Source data:
• • • • • • •

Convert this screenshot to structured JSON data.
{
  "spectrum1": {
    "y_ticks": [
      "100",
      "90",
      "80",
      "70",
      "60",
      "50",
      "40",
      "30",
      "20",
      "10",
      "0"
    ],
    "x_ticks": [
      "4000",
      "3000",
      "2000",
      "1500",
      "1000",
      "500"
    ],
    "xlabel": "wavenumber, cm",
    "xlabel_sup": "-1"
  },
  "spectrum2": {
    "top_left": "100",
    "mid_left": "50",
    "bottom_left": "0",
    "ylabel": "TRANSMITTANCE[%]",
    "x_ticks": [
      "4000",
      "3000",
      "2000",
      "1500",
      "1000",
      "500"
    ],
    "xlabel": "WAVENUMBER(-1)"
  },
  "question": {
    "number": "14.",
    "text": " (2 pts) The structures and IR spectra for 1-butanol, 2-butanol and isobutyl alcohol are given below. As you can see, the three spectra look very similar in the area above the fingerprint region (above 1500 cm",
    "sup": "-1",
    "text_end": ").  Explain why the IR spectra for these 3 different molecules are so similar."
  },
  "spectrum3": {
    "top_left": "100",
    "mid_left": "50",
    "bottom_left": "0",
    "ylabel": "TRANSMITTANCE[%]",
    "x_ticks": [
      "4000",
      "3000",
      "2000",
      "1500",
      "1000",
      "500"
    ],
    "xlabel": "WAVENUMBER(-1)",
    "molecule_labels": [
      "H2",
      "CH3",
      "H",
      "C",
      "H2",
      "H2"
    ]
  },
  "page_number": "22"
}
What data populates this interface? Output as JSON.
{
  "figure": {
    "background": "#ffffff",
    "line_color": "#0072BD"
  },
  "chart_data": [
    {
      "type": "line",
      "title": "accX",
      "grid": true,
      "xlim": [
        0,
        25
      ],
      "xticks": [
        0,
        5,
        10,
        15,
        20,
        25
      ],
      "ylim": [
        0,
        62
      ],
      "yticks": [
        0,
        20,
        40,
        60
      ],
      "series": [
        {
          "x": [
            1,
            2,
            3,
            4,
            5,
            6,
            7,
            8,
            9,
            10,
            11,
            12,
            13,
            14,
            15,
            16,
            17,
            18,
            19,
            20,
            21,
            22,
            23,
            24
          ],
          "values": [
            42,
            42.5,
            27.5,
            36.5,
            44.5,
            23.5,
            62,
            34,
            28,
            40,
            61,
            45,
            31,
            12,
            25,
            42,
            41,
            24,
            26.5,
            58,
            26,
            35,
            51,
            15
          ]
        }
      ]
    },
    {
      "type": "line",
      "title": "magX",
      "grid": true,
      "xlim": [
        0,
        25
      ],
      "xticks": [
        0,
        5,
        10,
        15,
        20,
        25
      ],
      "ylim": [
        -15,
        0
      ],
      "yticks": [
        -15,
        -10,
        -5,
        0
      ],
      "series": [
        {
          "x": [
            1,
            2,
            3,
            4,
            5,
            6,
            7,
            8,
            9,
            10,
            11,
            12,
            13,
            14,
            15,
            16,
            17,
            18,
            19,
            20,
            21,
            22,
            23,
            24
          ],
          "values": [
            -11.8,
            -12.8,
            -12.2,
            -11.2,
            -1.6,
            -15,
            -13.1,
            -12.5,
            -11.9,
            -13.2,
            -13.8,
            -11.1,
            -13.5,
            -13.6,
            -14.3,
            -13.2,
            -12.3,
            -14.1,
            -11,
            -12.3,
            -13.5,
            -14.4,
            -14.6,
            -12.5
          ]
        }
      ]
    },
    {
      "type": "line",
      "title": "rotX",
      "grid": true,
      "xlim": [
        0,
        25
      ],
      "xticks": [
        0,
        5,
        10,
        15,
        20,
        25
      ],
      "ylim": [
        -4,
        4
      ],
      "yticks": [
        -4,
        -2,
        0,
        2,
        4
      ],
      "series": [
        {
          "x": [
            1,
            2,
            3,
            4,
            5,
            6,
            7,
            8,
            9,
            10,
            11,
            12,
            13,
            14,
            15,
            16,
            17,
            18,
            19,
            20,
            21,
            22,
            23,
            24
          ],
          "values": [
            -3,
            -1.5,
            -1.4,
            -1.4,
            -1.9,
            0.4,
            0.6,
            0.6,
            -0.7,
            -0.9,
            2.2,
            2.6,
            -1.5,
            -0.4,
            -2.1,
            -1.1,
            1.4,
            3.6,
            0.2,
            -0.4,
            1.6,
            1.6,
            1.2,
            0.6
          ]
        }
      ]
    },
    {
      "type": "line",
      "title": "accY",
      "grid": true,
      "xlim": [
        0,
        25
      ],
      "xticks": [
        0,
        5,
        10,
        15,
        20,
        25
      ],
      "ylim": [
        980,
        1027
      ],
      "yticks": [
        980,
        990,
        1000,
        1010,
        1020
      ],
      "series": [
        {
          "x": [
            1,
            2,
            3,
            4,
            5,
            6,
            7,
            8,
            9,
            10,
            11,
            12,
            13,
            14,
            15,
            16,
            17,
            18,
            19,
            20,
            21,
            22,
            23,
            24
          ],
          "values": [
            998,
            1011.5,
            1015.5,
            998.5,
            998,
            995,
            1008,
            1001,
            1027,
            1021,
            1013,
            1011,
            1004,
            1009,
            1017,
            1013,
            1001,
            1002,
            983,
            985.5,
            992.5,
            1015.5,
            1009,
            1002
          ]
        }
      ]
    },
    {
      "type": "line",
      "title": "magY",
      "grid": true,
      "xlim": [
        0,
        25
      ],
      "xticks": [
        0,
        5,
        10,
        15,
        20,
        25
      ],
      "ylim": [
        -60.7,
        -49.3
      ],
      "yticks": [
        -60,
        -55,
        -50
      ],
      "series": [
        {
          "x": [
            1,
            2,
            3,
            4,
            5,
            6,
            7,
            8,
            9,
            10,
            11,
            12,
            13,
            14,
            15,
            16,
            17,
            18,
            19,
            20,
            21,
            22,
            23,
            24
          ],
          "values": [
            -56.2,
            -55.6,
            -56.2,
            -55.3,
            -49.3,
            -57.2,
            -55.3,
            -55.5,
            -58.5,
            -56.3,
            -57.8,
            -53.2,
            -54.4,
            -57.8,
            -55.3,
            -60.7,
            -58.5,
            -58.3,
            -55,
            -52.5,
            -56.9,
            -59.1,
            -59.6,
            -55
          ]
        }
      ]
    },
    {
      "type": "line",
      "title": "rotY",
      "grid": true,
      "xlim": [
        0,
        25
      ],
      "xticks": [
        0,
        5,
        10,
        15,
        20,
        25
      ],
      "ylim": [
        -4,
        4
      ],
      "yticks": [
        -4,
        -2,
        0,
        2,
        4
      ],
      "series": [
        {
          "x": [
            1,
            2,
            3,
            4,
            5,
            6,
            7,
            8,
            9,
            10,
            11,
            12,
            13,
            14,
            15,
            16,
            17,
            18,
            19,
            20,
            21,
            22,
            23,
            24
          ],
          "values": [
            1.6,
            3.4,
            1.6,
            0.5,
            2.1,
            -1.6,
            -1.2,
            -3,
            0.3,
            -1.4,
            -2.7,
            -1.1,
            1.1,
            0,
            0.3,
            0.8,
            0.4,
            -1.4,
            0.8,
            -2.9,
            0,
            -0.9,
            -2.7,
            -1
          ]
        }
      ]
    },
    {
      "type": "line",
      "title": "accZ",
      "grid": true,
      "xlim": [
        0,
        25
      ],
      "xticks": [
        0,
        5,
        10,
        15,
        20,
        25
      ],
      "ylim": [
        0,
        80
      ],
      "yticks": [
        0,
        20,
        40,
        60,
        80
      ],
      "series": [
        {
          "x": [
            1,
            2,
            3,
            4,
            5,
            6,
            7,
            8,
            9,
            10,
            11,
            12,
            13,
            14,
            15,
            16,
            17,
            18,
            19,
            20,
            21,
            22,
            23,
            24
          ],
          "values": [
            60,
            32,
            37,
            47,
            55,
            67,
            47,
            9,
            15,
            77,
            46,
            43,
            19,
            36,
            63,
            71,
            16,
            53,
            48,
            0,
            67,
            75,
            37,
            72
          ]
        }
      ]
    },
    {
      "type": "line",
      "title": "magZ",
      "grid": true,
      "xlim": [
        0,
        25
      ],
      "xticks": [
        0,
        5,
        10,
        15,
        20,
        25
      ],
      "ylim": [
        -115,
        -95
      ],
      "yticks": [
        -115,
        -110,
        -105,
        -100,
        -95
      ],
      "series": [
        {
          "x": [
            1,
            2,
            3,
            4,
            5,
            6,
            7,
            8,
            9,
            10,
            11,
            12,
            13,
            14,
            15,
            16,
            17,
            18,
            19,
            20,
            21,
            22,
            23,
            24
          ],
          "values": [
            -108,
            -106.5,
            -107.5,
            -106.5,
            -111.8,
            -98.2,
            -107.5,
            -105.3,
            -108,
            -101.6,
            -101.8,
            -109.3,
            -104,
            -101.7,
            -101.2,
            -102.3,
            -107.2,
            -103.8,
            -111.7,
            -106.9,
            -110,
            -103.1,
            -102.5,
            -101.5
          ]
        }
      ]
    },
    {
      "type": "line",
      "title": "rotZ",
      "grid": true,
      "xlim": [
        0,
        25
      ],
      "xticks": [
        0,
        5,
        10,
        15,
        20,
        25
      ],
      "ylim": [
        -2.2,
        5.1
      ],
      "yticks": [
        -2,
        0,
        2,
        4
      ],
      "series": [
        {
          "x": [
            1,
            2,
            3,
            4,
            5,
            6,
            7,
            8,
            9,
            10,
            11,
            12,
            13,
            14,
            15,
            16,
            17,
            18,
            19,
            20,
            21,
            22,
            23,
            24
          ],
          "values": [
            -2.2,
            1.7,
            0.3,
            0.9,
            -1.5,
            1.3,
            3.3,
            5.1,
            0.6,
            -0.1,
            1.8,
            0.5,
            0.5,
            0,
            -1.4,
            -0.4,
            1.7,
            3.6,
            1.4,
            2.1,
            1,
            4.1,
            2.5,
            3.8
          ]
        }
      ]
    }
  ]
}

• • • • • • •

Check each line of the entries for the string "title". Copy the lines that have it.

▸ **ANSWER IN FULL**
      "title": "accX",
      "title": "magX",
      "title": "rotX",
      "title": "accY",
      "title": "magY",
      "title": "rotY",
      "title": "accZ",
      "title": "magZ",
      "title": "rotZ",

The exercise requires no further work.